[Records from a data source]
— START —

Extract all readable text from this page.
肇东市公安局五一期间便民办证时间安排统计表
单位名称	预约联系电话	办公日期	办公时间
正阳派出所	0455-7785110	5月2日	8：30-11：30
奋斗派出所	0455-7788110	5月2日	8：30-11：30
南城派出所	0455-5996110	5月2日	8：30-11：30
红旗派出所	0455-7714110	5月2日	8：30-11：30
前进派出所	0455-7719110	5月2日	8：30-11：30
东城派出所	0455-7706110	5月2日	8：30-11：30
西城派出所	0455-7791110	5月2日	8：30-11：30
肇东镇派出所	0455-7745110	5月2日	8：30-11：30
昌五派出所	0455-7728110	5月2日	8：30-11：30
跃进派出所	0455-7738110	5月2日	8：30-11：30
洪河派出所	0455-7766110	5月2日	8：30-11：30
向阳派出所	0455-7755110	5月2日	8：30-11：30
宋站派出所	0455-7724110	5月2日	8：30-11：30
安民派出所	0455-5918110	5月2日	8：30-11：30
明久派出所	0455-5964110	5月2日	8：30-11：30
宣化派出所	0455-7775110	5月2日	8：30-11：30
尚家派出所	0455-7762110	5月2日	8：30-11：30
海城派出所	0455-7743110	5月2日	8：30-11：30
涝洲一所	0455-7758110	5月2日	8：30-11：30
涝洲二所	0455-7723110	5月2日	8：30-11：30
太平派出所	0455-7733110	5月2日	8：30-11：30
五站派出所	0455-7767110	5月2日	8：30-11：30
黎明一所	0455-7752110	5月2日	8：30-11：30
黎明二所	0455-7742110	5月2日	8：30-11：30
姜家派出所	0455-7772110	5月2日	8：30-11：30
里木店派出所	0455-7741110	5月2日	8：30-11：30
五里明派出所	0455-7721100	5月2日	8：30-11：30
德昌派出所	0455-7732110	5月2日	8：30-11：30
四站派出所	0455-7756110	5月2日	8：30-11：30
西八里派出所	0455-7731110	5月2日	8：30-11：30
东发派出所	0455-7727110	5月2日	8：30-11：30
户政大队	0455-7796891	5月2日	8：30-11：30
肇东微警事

— END —

# The request:
Repeat the data above exactly.

# Answer to this problem:
Extract all readable text from this page.
肇东市公安局五一期间便民办证时间安排统计表
单位名称	预约联系电话	办公日期	办公时间
正阳派出所	0455-7785110	5月2日	8：30-11：30
奋斗派出所	0455-7788110	5月2日	8：30-11：30
南城派出所	0455-5996110	5月2日	8：30-11：30
红旗派出所	0455-7714110	5月2日	8：30-11：30
前进派出所	0455-7719110	5月2日	8：30-11：30
东城派出所	0455-7706110	5月2日	8：30-11：30
西城派出所	0455-7791110	5月2日	8：30-11：30
肇东镇派出所	0455-7745110	5月2日	8：30-11：30
昌五派出所	0455-7728110	5月2日	8：30-11：30
跃进派出所	0455-7738110	5月2日	8：30-11：30
洪河派出所	0455-7766110	5月2日	8：30-11：30
向阳派出所	0455-7755110	5月2日	8：30-11：30
宋站派出所	0455-7724110	5月2日	8：30-11：30
安民派出所	0455-5918110	5月2日	8：30-11：30
明久派出所	0455-5964110	5月2日	8：30-11：30
宣化派出所	0455-7775110	5月2日	8：30-11：30
尚家派出所	0455-7762110	5月2日	8：30-11：30
海城派出所	0455-7743110	5月2日	8：30-11：30
涝洲一所	0455-7758110	5月2日	8：30-11：30
涝洲二所	0455-7723110	5月2日	8：30-11：30
太平派出所	0455-7733110	5月2日	8：30-11：30
五站派出所	0455-7767110	5月2日	8：30-11：30
黎明一所	0455-7752110	5月2日	8：30-11：30
黎明二所	0455-7742110	5月2日	8：30-11：30
姜家派出所	0455-7772110	5月2日	8：30-11：30
里木店派出所	0455-7741110	5月2日	8：30-11：30
五里明派出所	0455-7721100	5月2日	8：30-11：30
德昌派出所	0455-7732110	5月2日	8：30-11：30
四站派出所	0455-7756110	5月2日	8：30-11：30
西八里派出所	0455-7731110	5月2日	8：30-11：30
东发派出所	0455-7727110	5月2日	8：30-11：30
户政大队	0455-7796891	5月2日	8：30-11：30
肇东微警事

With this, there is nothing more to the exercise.